■ Raw records ■
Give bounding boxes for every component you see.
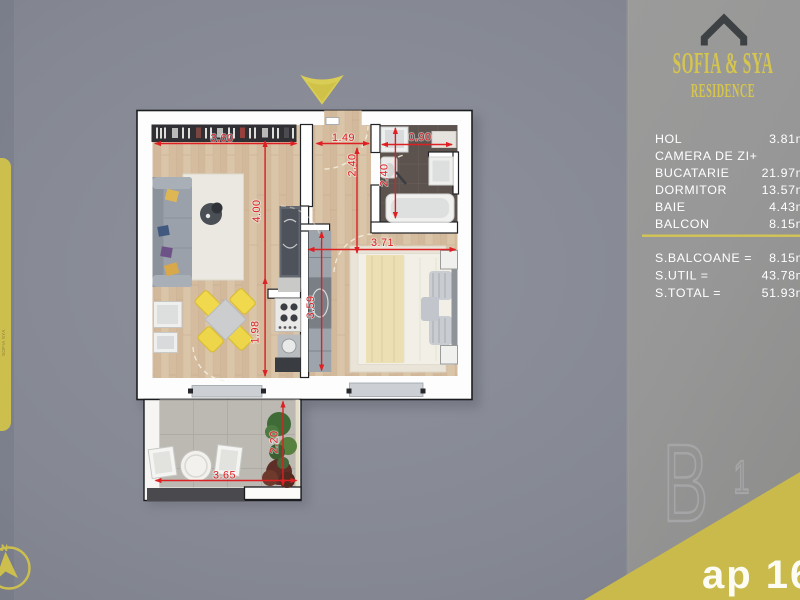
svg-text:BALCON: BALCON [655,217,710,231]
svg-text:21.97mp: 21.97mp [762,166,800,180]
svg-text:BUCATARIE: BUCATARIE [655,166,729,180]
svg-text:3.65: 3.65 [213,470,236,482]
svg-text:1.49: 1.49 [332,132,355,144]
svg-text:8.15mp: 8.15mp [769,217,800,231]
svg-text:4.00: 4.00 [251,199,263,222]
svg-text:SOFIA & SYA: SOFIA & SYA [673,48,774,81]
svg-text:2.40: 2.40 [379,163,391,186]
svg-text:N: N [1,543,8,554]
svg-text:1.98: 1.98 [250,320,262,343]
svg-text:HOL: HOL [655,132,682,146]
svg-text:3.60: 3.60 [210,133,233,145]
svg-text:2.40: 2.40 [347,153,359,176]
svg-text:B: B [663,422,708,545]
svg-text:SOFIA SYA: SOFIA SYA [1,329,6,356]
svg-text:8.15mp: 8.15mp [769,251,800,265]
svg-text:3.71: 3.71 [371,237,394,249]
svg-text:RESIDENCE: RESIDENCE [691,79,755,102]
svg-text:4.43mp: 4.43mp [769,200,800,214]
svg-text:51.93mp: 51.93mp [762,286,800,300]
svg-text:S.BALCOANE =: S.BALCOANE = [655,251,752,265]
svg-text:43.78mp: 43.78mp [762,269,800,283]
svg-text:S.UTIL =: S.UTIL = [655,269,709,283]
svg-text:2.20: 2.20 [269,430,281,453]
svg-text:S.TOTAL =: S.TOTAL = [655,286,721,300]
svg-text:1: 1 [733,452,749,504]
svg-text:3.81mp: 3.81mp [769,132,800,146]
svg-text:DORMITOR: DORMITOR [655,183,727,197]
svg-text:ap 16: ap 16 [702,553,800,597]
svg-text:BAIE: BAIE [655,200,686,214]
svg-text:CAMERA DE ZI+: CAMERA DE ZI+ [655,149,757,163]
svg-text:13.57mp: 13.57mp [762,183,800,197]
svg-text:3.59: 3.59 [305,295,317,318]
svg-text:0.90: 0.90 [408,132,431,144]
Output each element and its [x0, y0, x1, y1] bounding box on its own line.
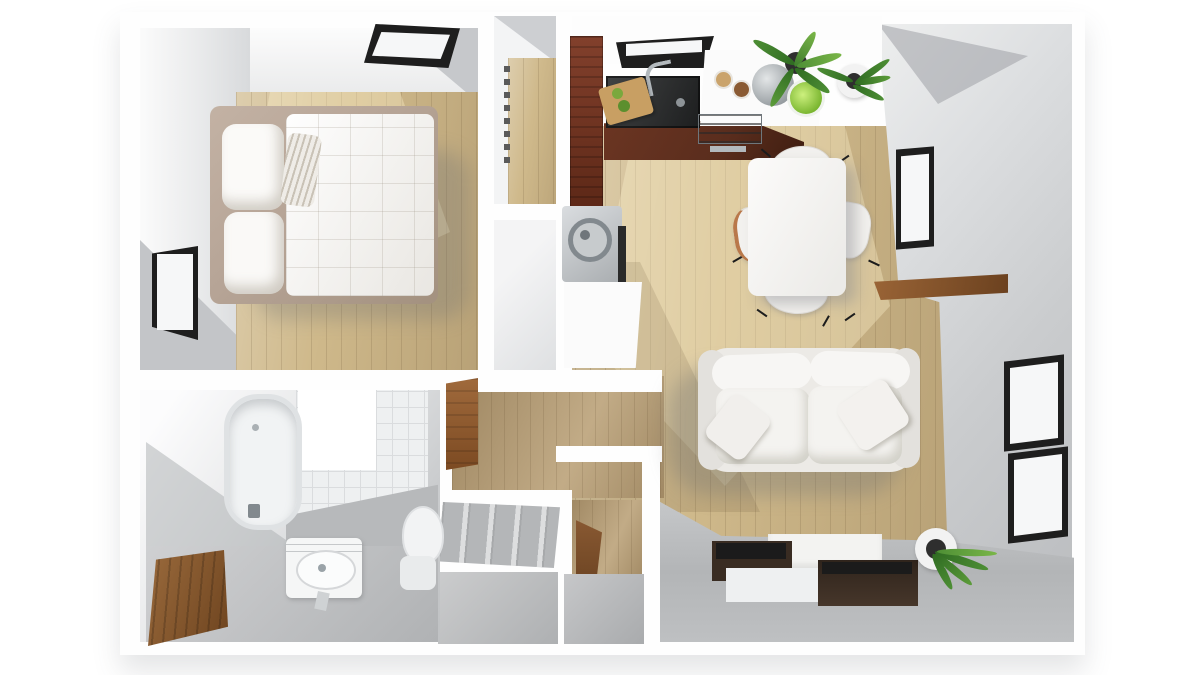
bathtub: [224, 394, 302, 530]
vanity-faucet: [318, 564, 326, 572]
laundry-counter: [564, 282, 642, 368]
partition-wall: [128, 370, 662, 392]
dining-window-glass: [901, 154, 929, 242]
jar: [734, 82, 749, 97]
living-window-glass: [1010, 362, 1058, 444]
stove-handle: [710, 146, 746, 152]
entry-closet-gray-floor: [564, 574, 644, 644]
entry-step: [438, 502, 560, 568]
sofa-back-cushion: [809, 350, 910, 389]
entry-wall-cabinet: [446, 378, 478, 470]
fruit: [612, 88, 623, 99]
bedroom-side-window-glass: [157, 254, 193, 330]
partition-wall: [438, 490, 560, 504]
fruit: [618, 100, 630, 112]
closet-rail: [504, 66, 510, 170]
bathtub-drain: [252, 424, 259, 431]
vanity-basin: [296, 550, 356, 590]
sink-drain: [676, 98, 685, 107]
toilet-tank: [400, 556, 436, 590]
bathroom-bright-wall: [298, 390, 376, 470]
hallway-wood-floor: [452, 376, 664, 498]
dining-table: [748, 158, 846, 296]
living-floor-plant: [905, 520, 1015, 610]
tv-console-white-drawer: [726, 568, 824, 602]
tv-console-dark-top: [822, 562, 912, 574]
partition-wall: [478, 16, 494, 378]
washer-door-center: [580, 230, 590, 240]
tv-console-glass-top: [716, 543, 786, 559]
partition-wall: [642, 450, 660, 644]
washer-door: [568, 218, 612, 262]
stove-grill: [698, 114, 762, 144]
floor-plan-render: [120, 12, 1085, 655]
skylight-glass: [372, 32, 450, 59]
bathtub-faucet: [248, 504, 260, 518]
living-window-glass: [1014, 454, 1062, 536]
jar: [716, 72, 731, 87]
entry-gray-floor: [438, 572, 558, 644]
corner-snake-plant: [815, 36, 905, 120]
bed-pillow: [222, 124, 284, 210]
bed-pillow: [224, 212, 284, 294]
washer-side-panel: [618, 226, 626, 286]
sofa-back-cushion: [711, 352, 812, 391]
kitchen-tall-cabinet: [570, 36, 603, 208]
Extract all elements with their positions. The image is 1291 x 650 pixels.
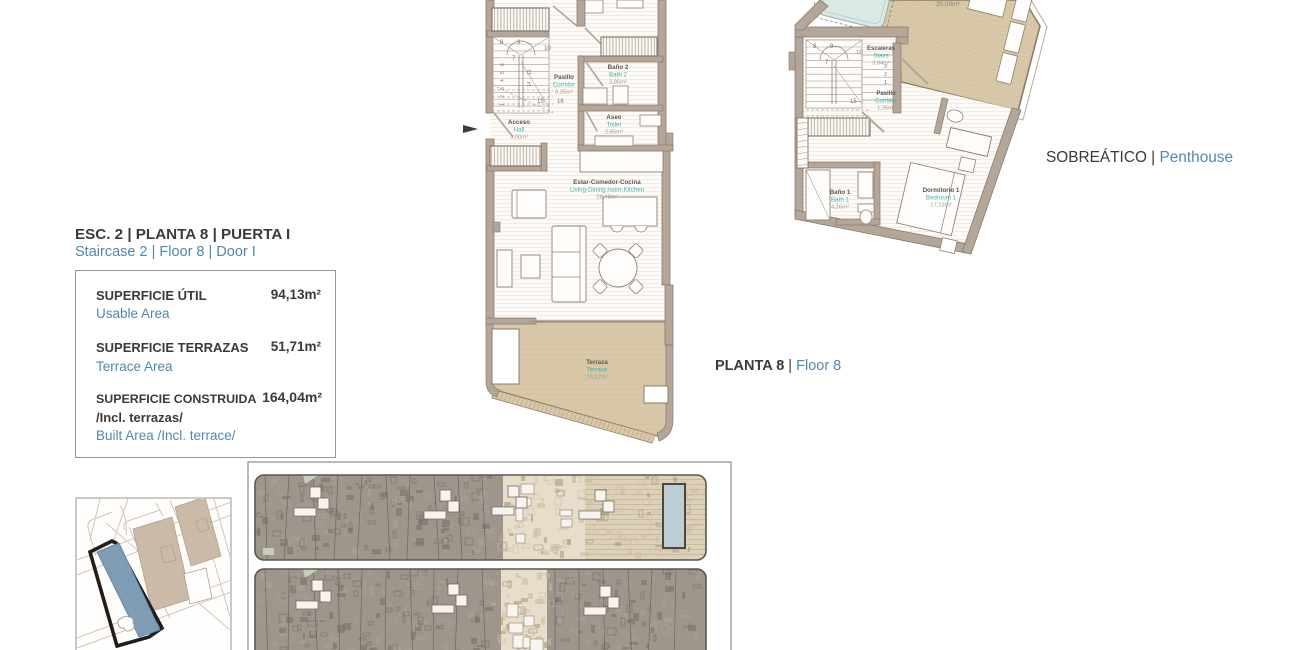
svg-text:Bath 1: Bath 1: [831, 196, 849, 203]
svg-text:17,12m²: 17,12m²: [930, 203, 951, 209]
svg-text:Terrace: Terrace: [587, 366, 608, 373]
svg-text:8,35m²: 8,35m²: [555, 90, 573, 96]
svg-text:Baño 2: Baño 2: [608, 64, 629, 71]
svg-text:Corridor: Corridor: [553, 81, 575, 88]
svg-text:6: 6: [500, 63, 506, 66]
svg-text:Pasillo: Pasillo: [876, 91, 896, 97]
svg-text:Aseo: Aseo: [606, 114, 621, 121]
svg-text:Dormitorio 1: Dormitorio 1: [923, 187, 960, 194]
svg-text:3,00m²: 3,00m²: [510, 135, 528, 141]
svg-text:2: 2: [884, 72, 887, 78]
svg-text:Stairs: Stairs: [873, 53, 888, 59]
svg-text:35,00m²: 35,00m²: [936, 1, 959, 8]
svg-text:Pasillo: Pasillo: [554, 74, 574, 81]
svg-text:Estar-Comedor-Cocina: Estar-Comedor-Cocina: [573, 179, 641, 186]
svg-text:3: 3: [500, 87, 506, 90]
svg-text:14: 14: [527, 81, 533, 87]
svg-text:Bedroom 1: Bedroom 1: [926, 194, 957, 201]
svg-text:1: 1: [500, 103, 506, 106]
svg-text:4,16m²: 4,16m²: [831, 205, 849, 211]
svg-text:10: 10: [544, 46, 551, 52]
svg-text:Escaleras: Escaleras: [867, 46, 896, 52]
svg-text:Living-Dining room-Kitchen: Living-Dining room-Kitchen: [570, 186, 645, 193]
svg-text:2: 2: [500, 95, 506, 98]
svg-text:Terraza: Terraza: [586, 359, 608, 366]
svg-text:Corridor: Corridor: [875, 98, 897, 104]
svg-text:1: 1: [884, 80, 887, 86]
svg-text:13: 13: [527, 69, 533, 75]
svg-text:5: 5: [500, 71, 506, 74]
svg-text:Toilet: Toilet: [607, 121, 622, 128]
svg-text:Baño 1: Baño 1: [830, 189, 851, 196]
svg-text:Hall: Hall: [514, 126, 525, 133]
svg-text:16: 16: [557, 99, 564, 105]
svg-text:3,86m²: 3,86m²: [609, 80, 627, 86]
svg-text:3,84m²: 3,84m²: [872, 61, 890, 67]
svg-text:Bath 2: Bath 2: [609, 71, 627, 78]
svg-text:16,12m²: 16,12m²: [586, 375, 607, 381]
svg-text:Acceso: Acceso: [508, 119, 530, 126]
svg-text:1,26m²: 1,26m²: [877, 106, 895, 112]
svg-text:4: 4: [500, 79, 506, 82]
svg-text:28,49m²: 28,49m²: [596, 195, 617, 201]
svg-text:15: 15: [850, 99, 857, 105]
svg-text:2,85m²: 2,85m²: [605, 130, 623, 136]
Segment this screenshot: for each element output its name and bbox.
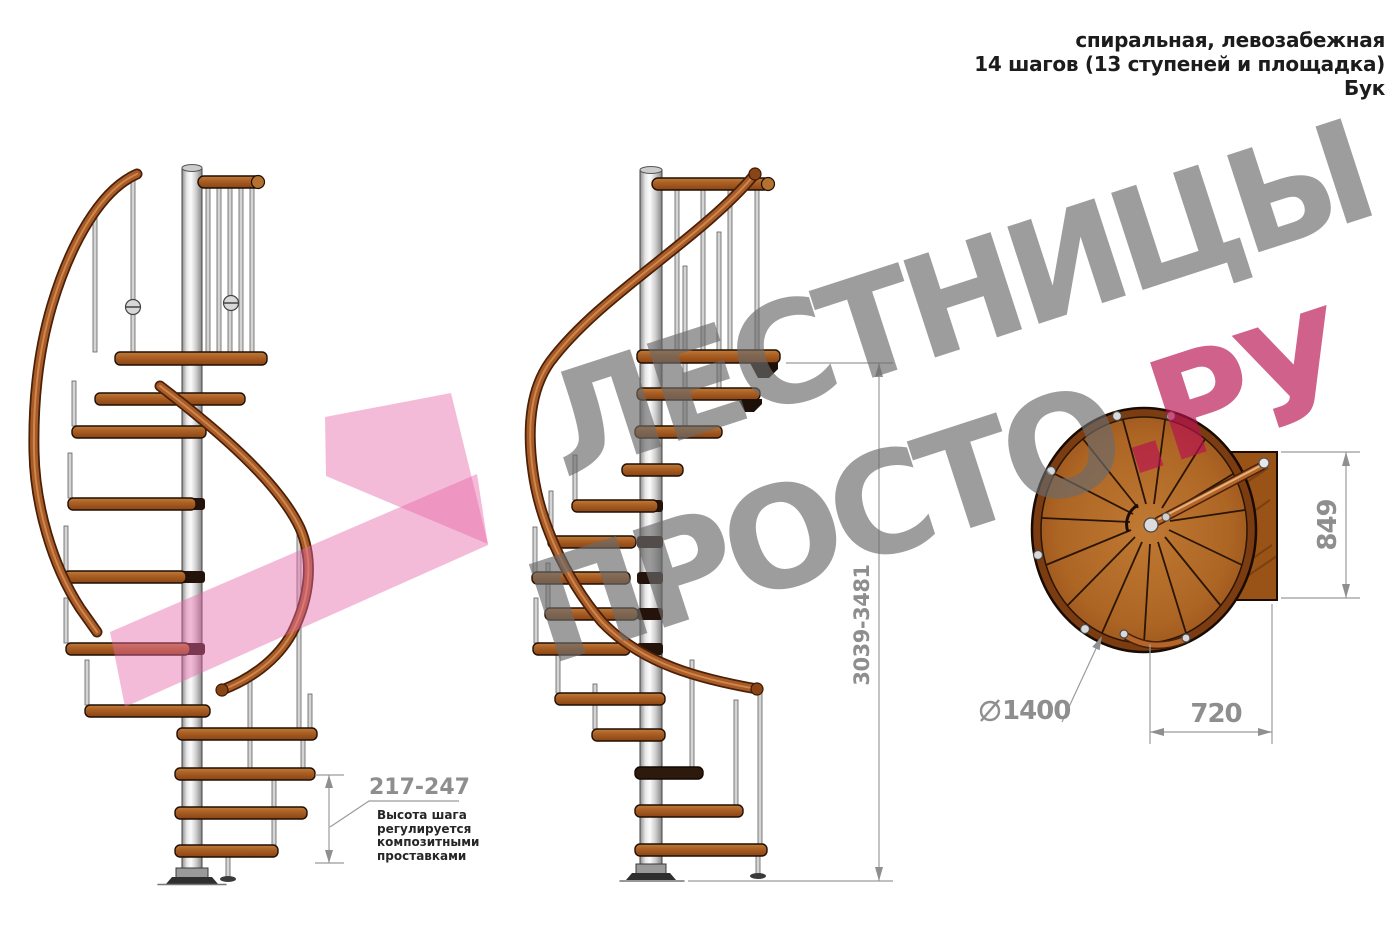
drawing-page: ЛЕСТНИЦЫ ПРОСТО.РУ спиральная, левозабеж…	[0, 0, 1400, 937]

■ Do this ■
Reproduce all of the rows above verbatim, line by line and in the same order, but omit the pictures.

■ Answer in full ■
Give bounding boxes for every component you see.
svg-text:BALCON: BALCON [655,217,710,231]
svg-text:21.97mp: 21.97mp [762,166,800,180]
svg-text:BUCATARIE: BUCATARIE [655,166,729,180]
svg-text:3.65: 3.65 [213,470,236,482]
svg-text:1.49: 1.49 [332,132,355,144]
svg-text:8.15mp: 8.15mp [769,217,800,231]
svg-text:4.00: 4.00 [251,199,263,222]
svg-text:SOFIA & SYA: SOFIA & SYA [673,48,774,81]
svg-text:2.40: 2.40 [379,163,391,186]
svg-text:N: N [1,543,8,554]
svg-text:1.98: 1.98 [250,320,262,343]
svg-text:HOL: HOL [655,132,682,146]
svg-text:3.60: 3.60 [210,133,233,145]
svg-text:2.40: 2.40 [347,153,359,176]
svg-text:B: B [663,422,708,545]
svg-text:SOFIA SYA: SOFIA SYA [1,329,6,356]
svg-text:8.15mp: 8.15mp [769,251,800,265]
svg-text:3.71: 3.71 [371,237,394,249]
svg-text:RESIDENCE: RESIDENCE [691,79,755,102]
svg-text:4.43mp: 4.43mp [769,200,800,214]
svg-text:51.93mp: 51.93mp [762,286,800,300]
svg-text:S.BALCOANE =: S.BALCOANE = [655,251,752,265]
svg-text:43.78mp: 43.78mp [762,269,800,283]
svg-text:S.UTIL =: S.UTIL = [655,269,709,283]
svg-text:2.20: 2.20 [269,430,281,453]
svg-text:S.TOTAL =: S.TOTAL = [655,286,721,300]
svg-text:1: 1 [733,452,749,504]
svg-text:3.81mp: 3.81mp [769,132,800,146]
svg-text:DORMITOR: DORMITOR [655,183,727,197]
svg-text:ap 16: ap 16 [702,553,800,597]
svg-text:BAIE: BAIE [655,200,686,214]
svg-text:CAMERA DE ZI+: CAMERA DE ZI+ [655,149,757,163]
svg-text:13.57mp: 13.57mp [762,183,800,197]
svg-text:3.59: 3.59 [305,295,317,318]
svg-text:0.90: 0.90 [408,132,431,144]
Output each element and its [x0, y0, x1, y1] bounding box on its own line.
bathtub: [224, 394, 302, 530]
vanity-faucet: [318, 564, 326, 572]
laundry-counter: [564, 282, 642, 368]
partition-wall: [128, 370, 662, 392]
dining-window-glass: [901, 154, 929, 242]
jar: [734, 82, 749, 97]
living-window-glass: [1010, 362, 1058, 444]
stove-handle: [710, 146, 746, 152]
entry-closet-gray-floor: [564, 574, 644, 644]
entry-step: [438, 502, 560, 568]
sofa-back-cushion: [809, 350, 910, 389]
entry-wall-cabinet: [446, 378, 478, 470]
fruit: [612, 88, 623, 99]
bedroom-side-window-glass: [157, 254, 193, 330]
partition-wall: [438, 490, 560, 504]
fruit: [618, 100, 630, 112]
closet-rail: [504, 66, 510, 170]
bathtub-drain: [252, 424, 259, 431]
vanity-basin: [296, 550, 356, 590]
sink-drain: [676, 98, 685, 107]
toilet-tank: [400, 556, 436, 590]
bathroom-bright-wall: [298, 390, 376, 470]
hallway-wood-floor: [452, 376, 664, 498]
dining-table: [748, 158, 846, 296]
living-floor-plant: [905, 520, 1015, 610]
tv-console-white-drawer: [726, 568, 824, 602]
tv-console-dark-top: [822, 562, 912, 574]
partition-wall: [478, 16, 494, 378]
washer-door-center: [580, 230, 590, 240]
tv-console-glass-top: [716, 543, 786, 559]
partition-wall: [642, 450, 660, 644]
washer-door: [568, 218, 612, 262]
stove-grill: [698, 114, 762, 144]
floor-plan-render: [120, 12, 1085, 655]
skylight-glass: [372, 32, 450, 59]
bathtub-faucet: [248, 504, 260, 518]
living-window-glass: [1014, 454, 1062, 536]
jar: [716, 72, 731, 87]
entry-gray-floor: [438, 572, 558, 644]
corner-snake-plant: [815, 36, 905, 120]
bed-pillow: [222, 124, 284, 210]
bed-pillow: [224, 212, 284, 294]
washer-side-panel: [618, 226, 626, 286]
sofa-back-cushion: [711, 352, 812, 391]
kitchen-tall-cabinet: [570, 36, 603, 208]
Extract all elements with their positions. The image is 1291 x 650 pixels.
svg-text:Bath 1: Bath 1: [831, 196, 849, 203]
svg-text:17,12m²: 17,12m²: [930, 203, 951, 209]
svg-text:Terrace: Terrace: [587, 366, 608, 373]
svg-text:8,35m²: 8,35m²: [555, 90, 573, 96]
svg-text:Baño 2: Baño 2: [608, 64, 629, 71]
svg-text:Corridor: Corridor: [553, 81, 575, 88]
svg-text:6: 6: [500, 63, 506, 66]
svg-text:Pasillo: Pasillo: [876, 91, 896, 97]
svg-text:Aseo: Aseo: [606, 114, 621, 121]
svg-text:Dormitorio 1: Dormitorio 1: [923, 187, 960, 194]
svg-text:3,00m²: 3,00m²: [510, 135, 528, 141]
svg-text:2: 2: [884, 72, 887, 78]
svg-text:Stairs: Stairs: [873, 53, 888, 59]
svg-text:35,00m²: 35,00m²: [936, 1, 959, 8]
svg-text:Pasillo: Pasillo: [554, 74, 574, 81]
svg-text:Estar-Comedor-Cocina: Estar-Comedor-Cocina: [573, 179, 641, 186]
svg-text:3: 3: [500, 87, 506, 90]
svg-text:14: 14: [527, 81, 533, 87]
svg-text:Bedroom 1: Bedroom 1: [926, 194, 957, 201]
svg-text:1: 1: [500, 103, 506, 106]
svg-text:4,16m²: 4,16m²: [831, 205, 849, 211]
svg-text:10: 10: [544, 46, 551, 52]
svg-text:Escaleras: Escaleras: [867, 46, 896, 52]
svg-text:Living-Dining room-Kitchen: Living-Dining room-Kitchen: [570, 186, 645, 193]
svg-text:2: 2: [500, 95, 506, 98]
svg-text:Terraza: Terraza: [586, 359, 608, 366]
svg-text:Corridor: Corridor: [875, 98, 897, 104]
svg-text:1: 1: [884, 80, 887, 86]
svg-text:13: 13: [527, 69, 533, 75]
svg-text:5: 5: [500, 71, 506, 74]
svg-text:Toilet: Toilet: [607, 121, 622, 128]
svg-text:Baño 1: Baño 1: [830, 189, 851, 196]
svg-text:Hall: Hall: [514, 126, 525, 133]
svg-text:16: 16: [557, 99, 564, 105]
svg-text:3,86m²: 3,86m²: [609, 80, 627, 86]
svg-text:3,84m²: 3,84m²: [872, 61, 890, 67]
svg-text:Bath 2: Bath 2: [609, 71, 627, 78]
svg-text:16,12m²: 16,12m²: [586, 375, 607, 381]
svg-text:Acceso: Acceso: [508, 119, 530, 126]
svg-text:1,26m²: 1,26m²: [877, 106, 895, 112]
svg-text:4: 4: [500, 79, 506, 82]
svg-text:28,49m²: 28,49m²: [596, 195, 617, 201]
svg-text:15: 15: [850, 99, 857, 105]
svg-text:2,85m²: 2,85m²: [605, 130, 623, 136]
Segment this screenshot: for each element output its name and bbox.
drawing-page: ЛЕСТНИЦЫ ПРОСТО.РУ спиральная, левозабеж…	[0, 0, 1400, 937]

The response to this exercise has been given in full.